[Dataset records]

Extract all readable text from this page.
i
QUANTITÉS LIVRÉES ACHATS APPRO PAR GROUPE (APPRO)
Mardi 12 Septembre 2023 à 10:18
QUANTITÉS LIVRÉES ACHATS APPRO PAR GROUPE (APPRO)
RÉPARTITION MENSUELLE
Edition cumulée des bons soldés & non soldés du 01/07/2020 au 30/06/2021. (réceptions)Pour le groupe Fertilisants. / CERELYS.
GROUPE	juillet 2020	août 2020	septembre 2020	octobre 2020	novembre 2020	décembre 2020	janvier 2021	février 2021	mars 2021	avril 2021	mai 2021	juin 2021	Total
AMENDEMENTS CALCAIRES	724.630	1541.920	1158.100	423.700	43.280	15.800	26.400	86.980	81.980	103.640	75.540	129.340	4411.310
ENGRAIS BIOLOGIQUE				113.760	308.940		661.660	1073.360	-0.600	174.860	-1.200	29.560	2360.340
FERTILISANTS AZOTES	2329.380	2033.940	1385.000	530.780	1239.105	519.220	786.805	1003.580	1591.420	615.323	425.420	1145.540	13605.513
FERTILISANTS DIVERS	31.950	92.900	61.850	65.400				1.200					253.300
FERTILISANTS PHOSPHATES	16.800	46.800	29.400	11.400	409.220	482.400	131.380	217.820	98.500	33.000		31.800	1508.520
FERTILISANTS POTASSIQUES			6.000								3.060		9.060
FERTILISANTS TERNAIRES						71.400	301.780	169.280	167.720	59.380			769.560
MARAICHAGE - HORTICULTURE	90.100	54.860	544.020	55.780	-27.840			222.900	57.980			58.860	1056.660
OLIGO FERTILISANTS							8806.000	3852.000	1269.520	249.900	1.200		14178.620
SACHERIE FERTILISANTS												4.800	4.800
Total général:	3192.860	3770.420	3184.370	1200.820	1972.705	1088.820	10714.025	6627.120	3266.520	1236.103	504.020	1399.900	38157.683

● WORK TO BE COMPLETED
Copy out the whole listing exactly; please set it all down.

● RESULT OF THIS TASK
Extract all readable text from this page.
i
QUANTITÉS LIVRÉES ACHATS APPRO PAR GROUPE (APPRO)
Mardi 12 Septembre 2023 à 10:18
QUANTITÉS LIVRÉES ACHATS APPRO PAR GROUPE (APPRO)
RÉPARTITION MENSUELLE
Edition cumulée des bons soldés & non soldés du 01/07/2020 au 30/06/2021. (réceptions)Pour le groupe Fertilisants. / CERELYS.
GROUPE	juillet 2020	août 2020	septembre 2020	octobre 2020	novembre 2020	décembre 2020	janvier 2021	février 2021	mars 2021	avril 2021	mai 2021	juin 2021	Total
AMENDEMENTS CALCAIRES	724.630	1541.920	1158.100	423.700	43.280	15.800	26.400	86.980	81.980	103.640	75.540	129.340	4411.310
ENGRAIS BIOLOGIQUE				113.760	308.940		661.660	1073.360	-0.600	174.860	-1.200	29.560	2360.340
FERTILISANTS AZOTES	2329.380	2033.940	1385.000	530.780	1239.105	519.220	786.805	1003.580	1591.420	615.323	425.420	1145.540	13605.513
FERTILISANTS DIVERS	31.950	92.900	61.850	65.400				1.200					253.300
FERTILISANTS PHOSPHATES	16.800	46.800	29.400	11.400	409.220	482.400	131.380	217.820	98.500	33.000		31.800	1508.520
FERTILISANTS POTASSIQUES			6.000								3.060		9.060
FERTILISANTS TERNAIRES						71.400	301.780	169.280	167.720	59.380			769.560
MARAICHAGE - HORTICULTURE	90.100	54.860	544.020	55.780	-27.840			222.900	57.980			58.860	1056.660
OLIGO FERTILISANTS							8806.000	3852.000	1269.520	249.900	1.200		14178.620
SACHERIE FERTILISANTS												4.800	4.800
Total général:	3192.860	3770.420	3184.370	1200.820	1972.705	1088.820	10714.025	6627.120	3266.520	1236.103	504.020	1399.900	38157.683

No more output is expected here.